=== MATERIAL FOR THE TASK ===

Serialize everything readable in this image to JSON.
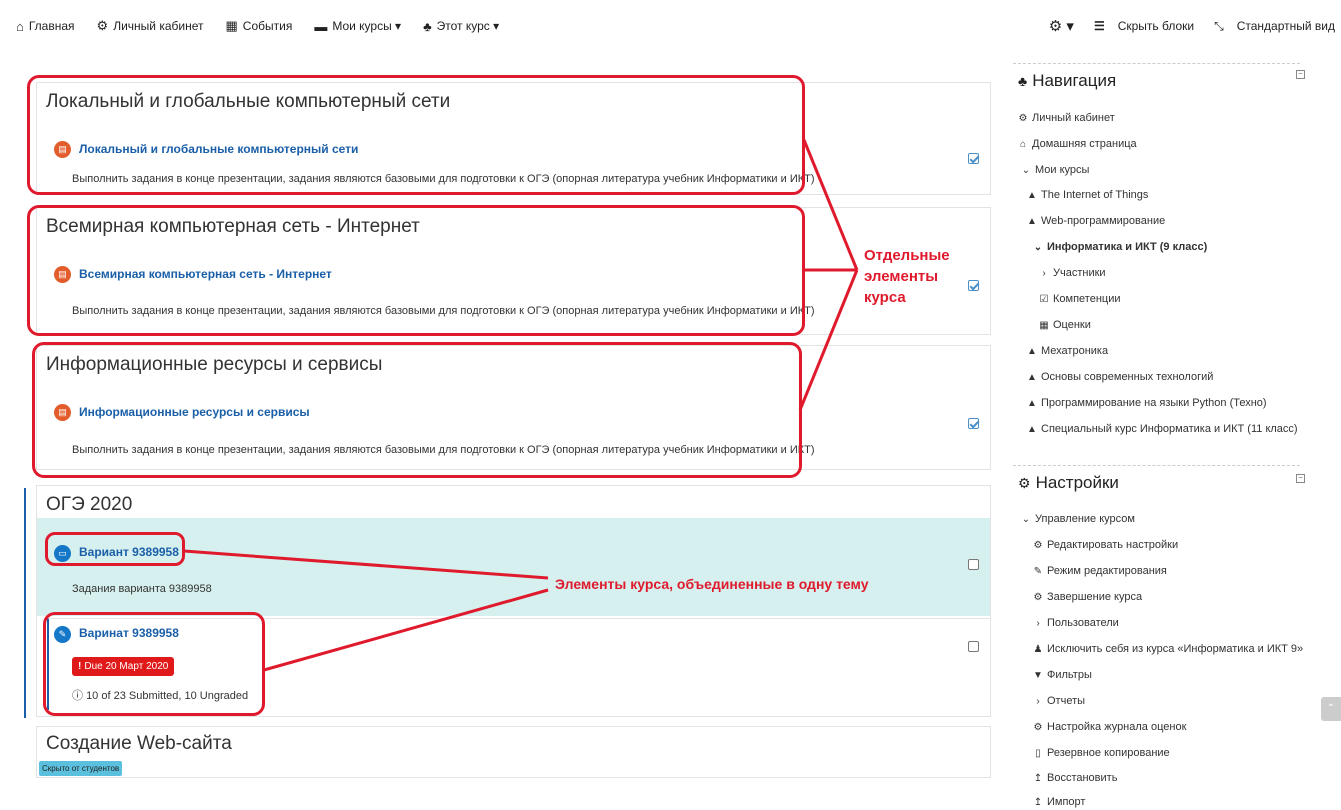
{
  "topbar": {
    "nav": [
      {
        "icon": "home-icon",
        "glyph": "⌂",
        "label": "Главная"
      },
      {
        "icon": "dashboard-icon",
        "glyph": "⚙",
        "label": "Личный кабинет"
      },
      {
        "icon": "calendar-icon",
        "glyph": "▦",
        "label": "События"
      },
      {
        "icon": "briefcase-icon",
        "glyph": "▬",
        "label": "Мои курсы ▾"
      },
      {
        "icon": "sitemap-icon",
        "glyph": "♣",
        "label": "Этот курс ▾"
      }
    ],
    "right": {
      "settings_glyph": "⚙ ▾",
      "hide_blocks": "Скрыть блоки",
      "standard_view": "Стандартный вид"
    }
  },
  "sections": [
    {
      "title": "Локальный и глобальные компьютерный сети",
      "activity": "Локальный и глобальные компьютерный сети",
      "desc": "Выполнить задания в конце презентации, задания являются базовыми для подготовки к ОГЭ (опорная литература учебник Информатики и ИКТ)"
    },
    {
      "title": "Всемирная компьютерная сеть - Интернет",
      "activity": "Всемирная компьютерная сеть - Интернет",
      "desc": "Выполнить задания в конце презентации, задания являются базовыми для подготовки к ОГЭ (опорная литература учебник Информатики и ИКТ)"
    },
    {
      "title": "Информационные ресурсы и сервисы",
      "activity": "Информационные ресурсы и сервисы",
      "desc": "Выполнить задания в конце презентации, задания являются базовыми для подготовки к ОГЭ (опорная литература учебник Информатики и ИКТ)"
    }
  ],
  "oge": {
    "title": "ОГЭ 2020",
    "folder": {
      "label": "Вариант 9389958",
      "desc": "Задания варианта 9389958"
    },
    "assign": {
      "label": "Варинат 9389958",
      "due": "Due 20 Март 2020",
      "status": "10 of 23 Submitted, 10 Ungraded"
    }
  },
  "web": {
    "title": "Создание Web-сайта",
    "hidden": "Скрыто от студентов"
  },
  "annotations": {
    "separate_line1": "Отдельные",
    "separate_line2": "элементы",
    "separate_line3": "курса",
    "grouped": "Элементы курса, объединенные в одну тему"
  },
  "navigation": {
    "title": "Навигация",
    "items": [
      "Личный кабинет",
      "Домашняя страница",
      "Мои курсы",
      "The Internet of Things",
      "Web-программирование",
      "Информатика и ИКТ (9 класс)",
      "Участники",
      "Компетенции",
      "Оценки",
      "Мехатроника",
      "Основы современных технологий",
      "Программирование на языки Python (Техно)",
      "Специальный курс Информатика и ИКТ (11 класс)"
    ]
  },
  "settings": {
    "title": "Настройки",
    "items": [
      "Управление курсом",
      "Редактировать настройки",
      "Режим редактирования",
      "Завершение курса",
      "Пользователи",
      "Исключить себя из курса «Информатика и ИКТ 9»",
      "Фильтры",
      "Отчеты",
      "Настройка журнала оценок",
      "Резервное копирование",
      "Восстановить",
      "Импорт"
    ]
  },
  "colors": {
    "link": "#1a5fa8",
    "annotation": "#e01a2d",
    "highlight": "#d5f0ee",
    "pdf_icon": "#e35d2c",
    "folder_icon": "#1577c8"
  }
}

=== DIRECTIONS FOR THIS TASK ===
Write out the records above once more, word for word, with no pictures.

=== SOLUTION ===
Serialize everything readable in this image to JSON.
{
  "topbar": {
    "nav": [
      {
        "icon": "home-icon",
        "glyph": "⌂",
        "label": "Главная"
      },
      {
        "icon": "dashboard-icon",
        "glyph": "⚙",
        "label": "Личный кабинет"
      },
      {
        "icon": "calendar-icon",
        "glyph": "▦",
        "label": "События"
      },
      {
        "icon": "briefcase-icon",
        "glyph": "▬",
        "label": "Мои курсы ▾"
      },
      {
        "icon": "sitemap-icon",
        "glyph": "♣",
        "label": "Этот курс ▾"
      }
    ],
    "right": {
      "settings_glyph": "⚙ ▾",
      "hide_blocks": "Скрыть блоки",
      "standard_view": "Стандартный вид"
    }
  },
  "sections": [
    {
      "title": "Локальный и глобальные компьютерный сети",
      "activity": "Локальный и глобальные компьютерный сети",
      "desc": "Выполнить задания в конце презентации, задания являются базовыми для подготовки к ОГЭ (опорная литература учебник Информатики и ИКТ)"
    },
    {
      "title": "Всемирная компьютерная сеть - Интернет",
      "activity": "Всемирная компьютерная сеть - Интернет",
      "desc": "Выполнить задания в конце презентации, задания являются базовыми для подготовки к ОГЭ (опорная литература учебник Информатики и ИКТ)"
    },
    {
      "title": "Информационные ресурсы и сервисы",
      "activity": "Информационные ресурсы и сервисы",
      "desc": "Выполнить задания в конце презентации, задания являются базовыми для подготовки к ОГЭ (опорная литература учебник Информатики и ИКТ)"
    }
  ],
  "oge": {
    "title": "ОГЭ 2020",
    "folder": {
      "label": "Вариант 9389958",
      "desc": "Задания варианта 9389958"
    },
    "assign": {
      "label": "Варинат 9389958",
      "due": "Due 20 Март 2020",
      "status": "10 of 23 Submitted, 10 Ungraded"
    }
  },
  "web": {
    "title": "Создание Web-сайта",
    "hidden": "Скрыто от студентов"
  },
  "annotations": {
    "separate_line1": "Отдельные",
    "separate_line2": "элементы",
    "separate_line3": "курса",
    "grouped": "Элементы курса, объединенные в одну тему"
  },
  "navigation": {
    "title": "Навигация",
    "items": [
      "Личный кабинет",
      "Домашняя страница",
      "Мои курсы",
      "The Internet of Things",
      "Web-программирование",
      "Информатика и ИКТ (9 класс)",
      "Участники",
      "Компетенции",
      "Оценки",
      "Мехатроника",
      "Основы современных технологий",
      "Программирование на языки Python (Техно)",
      "Специальный курс Информатика и ИКТ (11 класс)"
    ]
  },
  "settings": {
    "title": "Настройки",
    "items": [
      "Управление курсом",
      "Редактировать настройки",
      "Режим редактирования",
      "Завершение курса",
      "Пользователи",
      "Исключить себя из курса «Информатика и ИКТ 9»",
      "Фильтры",
      "Отчеты",
      "Настройка журнала оценок",
      "Резервное копирование",
      "Восстановить",
      "Импорт"
    ]
  },
  "colors": {
    "link": "#1a5fa8",
    "annotation": "#e01a2d",
    "highlight": "#d5f0ee",
    "pdf_icon": "#e35d2c",
    "folder_icon": "#1577c8"
  }
}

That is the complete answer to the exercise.